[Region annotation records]
----
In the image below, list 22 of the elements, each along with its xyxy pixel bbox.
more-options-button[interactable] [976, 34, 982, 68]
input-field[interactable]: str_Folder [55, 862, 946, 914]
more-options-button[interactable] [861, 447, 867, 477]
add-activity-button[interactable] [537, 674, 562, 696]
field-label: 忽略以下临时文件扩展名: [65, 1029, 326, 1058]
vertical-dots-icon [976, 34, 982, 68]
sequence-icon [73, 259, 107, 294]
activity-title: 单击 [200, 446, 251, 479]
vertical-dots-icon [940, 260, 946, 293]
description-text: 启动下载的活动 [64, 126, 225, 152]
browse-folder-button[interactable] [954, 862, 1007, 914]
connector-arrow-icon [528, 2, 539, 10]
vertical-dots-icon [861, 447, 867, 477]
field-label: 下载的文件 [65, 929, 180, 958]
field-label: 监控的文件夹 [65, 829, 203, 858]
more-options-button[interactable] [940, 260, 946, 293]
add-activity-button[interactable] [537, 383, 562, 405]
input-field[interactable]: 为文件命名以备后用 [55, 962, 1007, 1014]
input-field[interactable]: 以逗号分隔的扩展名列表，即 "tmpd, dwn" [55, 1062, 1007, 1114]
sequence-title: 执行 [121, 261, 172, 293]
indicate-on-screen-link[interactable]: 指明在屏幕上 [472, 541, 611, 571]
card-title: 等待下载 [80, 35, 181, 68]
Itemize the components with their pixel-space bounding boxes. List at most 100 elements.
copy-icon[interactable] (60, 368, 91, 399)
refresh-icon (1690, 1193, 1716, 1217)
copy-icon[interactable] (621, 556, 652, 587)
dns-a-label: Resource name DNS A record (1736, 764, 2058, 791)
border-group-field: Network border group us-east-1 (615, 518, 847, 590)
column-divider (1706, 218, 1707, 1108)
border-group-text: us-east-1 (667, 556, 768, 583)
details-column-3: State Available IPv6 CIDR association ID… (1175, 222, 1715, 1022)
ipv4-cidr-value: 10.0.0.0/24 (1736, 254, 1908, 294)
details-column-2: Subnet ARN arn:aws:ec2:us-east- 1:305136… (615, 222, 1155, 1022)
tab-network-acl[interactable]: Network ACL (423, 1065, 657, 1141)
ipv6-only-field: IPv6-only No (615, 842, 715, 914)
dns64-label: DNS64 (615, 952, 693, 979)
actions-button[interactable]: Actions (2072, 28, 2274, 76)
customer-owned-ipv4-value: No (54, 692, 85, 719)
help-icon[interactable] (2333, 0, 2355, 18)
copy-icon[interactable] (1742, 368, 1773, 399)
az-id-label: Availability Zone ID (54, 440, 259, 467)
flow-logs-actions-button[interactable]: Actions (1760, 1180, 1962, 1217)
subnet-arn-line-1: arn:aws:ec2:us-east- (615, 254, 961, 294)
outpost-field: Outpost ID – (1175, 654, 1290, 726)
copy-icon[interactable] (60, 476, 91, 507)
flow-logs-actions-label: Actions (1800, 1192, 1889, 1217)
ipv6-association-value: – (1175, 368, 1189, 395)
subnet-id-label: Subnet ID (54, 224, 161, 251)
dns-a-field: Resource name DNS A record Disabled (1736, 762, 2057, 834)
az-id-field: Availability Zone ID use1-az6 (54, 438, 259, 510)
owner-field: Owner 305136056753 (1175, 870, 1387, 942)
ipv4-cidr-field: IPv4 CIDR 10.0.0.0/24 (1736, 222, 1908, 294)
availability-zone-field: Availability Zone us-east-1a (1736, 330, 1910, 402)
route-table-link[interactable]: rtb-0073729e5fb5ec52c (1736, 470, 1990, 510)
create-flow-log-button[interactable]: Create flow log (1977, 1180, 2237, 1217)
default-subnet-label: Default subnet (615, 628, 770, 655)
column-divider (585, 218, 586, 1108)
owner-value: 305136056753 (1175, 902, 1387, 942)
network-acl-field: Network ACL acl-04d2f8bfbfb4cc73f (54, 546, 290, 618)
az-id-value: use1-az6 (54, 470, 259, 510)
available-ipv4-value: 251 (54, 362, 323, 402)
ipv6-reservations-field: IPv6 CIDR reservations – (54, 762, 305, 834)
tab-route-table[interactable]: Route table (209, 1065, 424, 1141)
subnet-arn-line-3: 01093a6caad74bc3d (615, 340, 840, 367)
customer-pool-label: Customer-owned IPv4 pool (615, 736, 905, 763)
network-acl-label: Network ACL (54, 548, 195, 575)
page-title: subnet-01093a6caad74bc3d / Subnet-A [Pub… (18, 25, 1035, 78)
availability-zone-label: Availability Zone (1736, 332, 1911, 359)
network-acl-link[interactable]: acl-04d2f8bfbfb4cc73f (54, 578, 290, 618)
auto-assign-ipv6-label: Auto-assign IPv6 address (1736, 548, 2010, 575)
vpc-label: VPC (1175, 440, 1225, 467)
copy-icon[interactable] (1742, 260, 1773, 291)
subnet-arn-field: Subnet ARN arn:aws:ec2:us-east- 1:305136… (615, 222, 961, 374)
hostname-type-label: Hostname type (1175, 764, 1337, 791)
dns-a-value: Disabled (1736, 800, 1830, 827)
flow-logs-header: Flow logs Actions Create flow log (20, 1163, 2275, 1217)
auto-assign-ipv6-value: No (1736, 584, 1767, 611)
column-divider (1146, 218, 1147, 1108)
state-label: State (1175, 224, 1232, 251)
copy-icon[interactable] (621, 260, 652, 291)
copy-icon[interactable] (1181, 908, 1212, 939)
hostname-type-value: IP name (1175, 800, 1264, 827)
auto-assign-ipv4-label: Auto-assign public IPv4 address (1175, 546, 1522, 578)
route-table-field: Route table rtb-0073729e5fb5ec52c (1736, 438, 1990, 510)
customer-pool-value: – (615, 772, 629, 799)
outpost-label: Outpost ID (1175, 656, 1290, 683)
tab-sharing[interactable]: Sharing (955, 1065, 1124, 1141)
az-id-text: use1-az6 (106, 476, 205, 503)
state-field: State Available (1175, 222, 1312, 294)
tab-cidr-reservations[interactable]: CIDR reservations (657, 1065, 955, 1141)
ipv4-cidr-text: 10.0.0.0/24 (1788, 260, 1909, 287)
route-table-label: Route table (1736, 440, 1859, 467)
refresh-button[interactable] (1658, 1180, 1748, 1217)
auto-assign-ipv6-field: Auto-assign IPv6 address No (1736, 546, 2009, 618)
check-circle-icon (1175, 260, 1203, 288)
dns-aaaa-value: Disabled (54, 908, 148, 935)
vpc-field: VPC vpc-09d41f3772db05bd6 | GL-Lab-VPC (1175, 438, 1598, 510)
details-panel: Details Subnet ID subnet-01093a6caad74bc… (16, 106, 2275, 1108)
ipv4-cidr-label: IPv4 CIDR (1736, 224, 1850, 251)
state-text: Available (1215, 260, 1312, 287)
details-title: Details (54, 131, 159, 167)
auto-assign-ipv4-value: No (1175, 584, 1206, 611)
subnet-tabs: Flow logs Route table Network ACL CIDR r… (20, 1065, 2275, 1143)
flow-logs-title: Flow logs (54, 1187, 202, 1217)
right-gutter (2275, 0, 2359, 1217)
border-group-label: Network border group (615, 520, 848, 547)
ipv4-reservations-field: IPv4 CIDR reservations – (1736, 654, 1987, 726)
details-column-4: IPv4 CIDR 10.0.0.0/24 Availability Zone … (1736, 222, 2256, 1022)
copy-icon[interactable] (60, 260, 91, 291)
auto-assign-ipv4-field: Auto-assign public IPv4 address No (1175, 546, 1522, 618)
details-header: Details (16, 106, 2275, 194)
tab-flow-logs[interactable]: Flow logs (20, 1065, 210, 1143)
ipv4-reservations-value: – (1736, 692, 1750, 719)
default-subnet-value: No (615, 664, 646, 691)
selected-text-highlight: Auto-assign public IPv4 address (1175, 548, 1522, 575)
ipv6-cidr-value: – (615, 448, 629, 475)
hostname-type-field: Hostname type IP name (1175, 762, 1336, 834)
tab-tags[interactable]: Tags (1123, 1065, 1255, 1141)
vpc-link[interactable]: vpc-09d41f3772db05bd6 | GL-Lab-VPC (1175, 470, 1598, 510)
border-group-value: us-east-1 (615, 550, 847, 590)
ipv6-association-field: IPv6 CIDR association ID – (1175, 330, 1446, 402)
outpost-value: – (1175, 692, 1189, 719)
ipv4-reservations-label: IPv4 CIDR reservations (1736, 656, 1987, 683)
----
### CHALLENGE
Please rewrite the records from the start through the line containing "more-options-button[interactable] [861, 447, 867, 477]", substituting "text-box" for "input-field" and keeping everything else unchanged.

### WRITTEN SOLUTION
In the image below, list 22 of the elements, each along with its xyxy pixel bbox.
more-options-button[interactable] [976, 34, 982, 68]
text-box[interactable]: str_Folder [55, 862, 946, 914]
more-options-button[interactable] [861, 447, 867, 477]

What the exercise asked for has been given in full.